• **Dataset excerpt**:

--------------------------------------------------

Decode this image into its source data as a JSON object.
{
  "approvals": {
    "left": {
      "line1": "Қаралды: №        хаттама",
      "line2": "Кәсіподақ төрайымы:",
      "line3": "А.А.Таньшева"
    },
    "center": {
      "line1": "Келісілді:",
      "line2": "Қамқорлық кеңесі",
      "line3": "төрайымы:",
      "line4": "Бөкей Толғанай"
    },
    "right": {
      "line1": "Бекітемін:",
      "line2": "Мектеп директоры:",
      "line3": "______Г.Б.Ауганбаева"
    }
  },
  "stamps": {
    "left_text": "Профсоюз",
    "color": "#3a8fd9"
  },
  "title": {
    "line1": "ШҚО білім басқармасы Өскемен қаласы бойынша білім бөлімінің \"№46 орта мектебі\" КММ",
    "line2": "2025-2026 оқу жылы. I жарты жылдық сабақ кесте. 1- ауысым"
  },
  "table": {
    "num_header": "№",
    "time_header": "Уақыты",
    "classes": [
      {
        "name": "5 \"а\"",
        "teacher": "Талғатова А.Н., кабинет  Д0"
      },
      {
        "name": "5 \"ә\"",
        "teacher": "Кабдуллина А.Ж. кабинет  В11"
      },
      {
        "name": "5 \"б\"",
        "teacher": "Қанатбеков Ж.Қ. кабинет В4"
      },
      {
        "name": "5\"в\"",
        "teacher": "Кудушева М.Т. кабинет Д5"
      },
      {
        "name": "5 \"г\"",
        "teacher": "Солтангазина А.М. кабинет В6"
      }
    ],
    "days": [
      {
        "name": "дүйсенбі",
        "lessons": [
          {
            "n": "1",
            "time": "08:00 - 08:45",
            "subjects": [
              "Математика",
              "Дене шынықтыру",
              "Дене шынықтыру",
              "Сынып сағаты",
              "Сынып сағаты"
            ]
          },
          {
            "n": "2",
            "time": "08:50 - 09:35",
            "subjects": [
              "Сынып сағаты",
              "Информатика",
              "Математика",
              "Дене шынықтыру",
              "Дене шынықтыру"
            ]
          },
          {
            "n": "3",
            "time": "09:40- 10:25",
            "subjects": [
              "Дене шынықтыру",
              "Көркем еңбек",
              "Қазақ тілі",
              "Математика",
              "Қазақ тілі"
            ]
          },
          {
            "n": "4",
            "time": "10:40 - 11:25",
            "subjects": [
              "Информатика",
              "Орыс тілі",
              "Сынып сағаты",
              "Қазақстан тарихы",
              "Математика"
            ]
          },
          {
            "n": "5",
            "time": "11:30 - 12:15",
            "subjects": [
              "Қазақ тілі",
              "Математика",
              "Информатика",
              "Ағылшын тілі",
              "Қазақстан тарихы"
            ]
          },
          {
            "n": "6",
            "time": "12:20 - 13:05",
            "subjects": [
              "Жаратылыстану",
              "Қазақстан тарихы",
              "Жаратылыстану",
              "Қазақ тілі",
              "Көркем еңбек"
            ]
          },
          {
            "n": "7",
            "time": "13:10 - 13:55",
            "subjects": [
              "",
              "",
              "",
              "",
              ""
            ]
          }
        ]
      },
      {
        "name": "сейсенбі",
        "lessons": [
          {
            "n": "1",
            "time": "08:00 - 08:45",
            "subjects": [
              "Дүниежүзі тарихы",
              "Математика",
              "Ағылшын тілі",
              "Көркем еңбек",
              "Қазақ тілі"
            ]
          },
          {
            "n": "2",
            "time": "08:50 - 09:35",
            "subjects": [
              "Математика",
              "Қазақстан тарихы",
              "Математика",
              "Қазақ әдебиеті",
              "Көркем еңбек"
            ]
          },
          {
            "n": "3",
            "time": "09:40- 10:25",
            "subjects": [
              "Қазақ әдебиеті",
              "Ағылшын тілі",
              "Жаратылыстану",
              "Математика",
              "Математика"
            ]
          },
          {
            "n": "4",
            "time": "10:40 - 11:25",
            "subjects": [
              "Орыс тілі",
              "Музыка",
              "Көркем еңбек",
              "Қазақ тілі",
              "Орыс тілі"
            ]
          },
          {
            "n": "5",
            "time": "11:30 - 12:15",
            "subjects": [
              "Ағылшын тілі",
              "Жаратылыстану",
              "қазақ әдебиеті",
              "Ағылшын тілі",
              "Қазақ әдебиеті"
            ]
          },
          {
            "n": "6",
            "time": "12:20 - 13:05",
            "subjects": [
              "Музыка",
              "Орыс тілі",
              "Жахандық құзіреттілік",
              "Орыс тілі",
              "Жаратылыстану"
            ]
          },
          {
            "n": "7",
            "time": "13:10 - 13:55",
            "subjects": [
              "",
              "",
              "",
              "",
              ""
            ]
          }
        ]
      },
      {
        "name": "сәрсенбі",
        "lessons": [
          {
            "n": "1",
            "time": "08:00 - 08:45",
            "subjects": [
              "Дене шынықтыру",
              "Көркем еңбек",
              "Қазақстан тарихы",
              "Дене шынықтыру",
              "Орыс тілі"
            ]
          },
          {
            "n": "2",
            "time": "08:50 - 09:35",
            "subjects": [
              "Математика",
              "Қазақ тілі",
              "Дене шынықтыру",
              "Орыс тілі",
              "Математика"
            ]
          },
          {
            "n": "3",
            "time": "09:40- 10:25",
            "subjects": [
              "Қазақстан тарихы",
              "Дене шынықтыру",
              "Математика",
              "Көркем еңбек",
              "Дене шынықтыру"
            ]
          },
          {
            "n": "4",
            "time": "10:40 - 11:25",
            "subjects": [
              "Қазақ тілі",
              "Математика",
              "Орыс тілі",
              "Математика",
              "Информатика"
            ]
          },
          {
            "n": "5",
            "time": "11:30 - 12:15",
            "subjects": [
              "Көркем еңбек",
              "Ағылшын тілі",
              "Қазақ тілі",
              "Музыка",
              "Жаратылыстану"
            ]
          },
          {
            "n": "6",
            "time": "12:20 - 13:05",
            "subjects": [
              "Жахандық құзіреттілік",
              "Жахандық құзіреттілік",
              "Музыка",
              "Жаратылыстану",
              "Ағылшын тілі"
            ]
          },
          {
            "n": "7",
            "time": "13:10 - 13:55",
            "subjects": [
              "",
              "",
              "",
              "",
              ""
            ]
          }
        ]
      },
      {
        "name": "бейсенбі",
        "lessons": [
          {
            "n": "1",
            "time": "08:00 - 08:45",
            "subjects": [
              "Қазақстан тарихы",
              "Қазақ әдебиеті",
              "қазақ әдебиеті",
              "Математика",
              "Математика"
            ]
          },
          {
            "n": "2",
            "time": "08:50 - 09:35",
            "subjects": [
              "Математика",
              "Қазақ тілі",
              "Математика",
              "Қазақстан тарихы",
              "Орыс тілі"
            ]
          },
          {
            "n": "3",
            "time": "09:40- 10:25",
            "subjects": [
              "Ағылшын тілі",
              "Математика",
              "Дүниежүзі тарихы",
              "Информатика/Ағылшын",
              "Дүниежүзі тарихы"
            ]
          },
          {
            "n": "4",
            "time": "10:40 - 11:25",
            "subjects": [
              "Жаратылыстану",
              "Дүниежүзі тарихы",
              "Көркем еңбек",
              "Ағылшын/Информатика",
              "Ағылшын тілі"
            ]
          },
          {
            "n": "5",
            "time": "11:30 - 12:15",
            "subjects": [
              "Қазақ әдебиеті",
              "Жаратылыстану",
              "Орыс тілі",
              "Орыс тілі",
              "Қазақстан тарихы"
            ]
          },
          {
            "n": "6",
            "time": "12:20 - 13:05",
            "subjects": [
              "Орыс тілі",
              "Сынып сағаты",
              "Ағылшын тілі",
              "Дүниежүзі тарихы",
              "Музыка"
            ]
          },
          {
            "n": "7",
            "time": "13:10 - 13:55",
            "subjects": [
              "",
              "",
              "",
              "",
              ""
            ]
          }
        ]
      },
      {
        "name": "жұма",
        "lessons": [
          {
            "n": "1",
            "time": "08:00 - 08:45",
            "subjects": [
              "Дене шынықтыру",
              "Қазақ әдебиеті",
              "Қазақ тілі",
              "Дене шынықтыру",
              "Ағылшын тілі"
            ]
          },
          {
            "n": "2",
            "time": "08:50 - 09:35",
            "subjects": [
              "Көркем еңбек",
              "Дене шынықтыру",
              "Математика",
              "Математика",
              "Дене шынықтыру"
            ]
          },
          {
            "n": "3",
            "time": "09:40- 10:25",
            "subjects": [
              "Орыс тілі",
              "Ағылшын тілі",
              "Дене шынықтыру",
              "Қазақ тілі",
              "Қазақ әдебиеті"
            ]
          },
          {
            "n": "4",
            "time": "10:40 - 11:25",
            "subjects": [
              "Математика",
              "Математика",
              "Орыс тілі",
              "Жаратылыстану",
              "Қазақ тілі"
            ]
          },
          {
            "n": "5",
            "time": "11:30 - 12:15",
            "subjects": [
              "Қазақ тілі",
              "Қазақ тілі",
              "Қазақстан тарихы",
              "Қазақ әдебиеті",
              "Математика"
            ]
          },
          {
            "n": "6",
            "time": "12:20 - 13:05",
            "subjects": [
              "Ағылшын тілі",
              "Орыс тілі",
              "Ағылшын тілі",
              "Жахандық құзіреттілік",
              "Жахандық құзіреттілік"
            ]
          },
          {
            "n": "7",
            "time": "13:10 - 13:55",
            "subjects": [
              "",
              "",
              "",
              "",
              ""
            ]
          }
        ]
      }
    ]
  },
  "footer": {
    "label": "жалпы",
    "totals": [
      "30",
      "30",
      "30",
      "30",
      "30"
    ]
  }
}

--------------------------------------------------

• **Exercise**:
Say the number of lines in the listing that hold "кабинет", with no added words.

• **Response to the exercise**:
5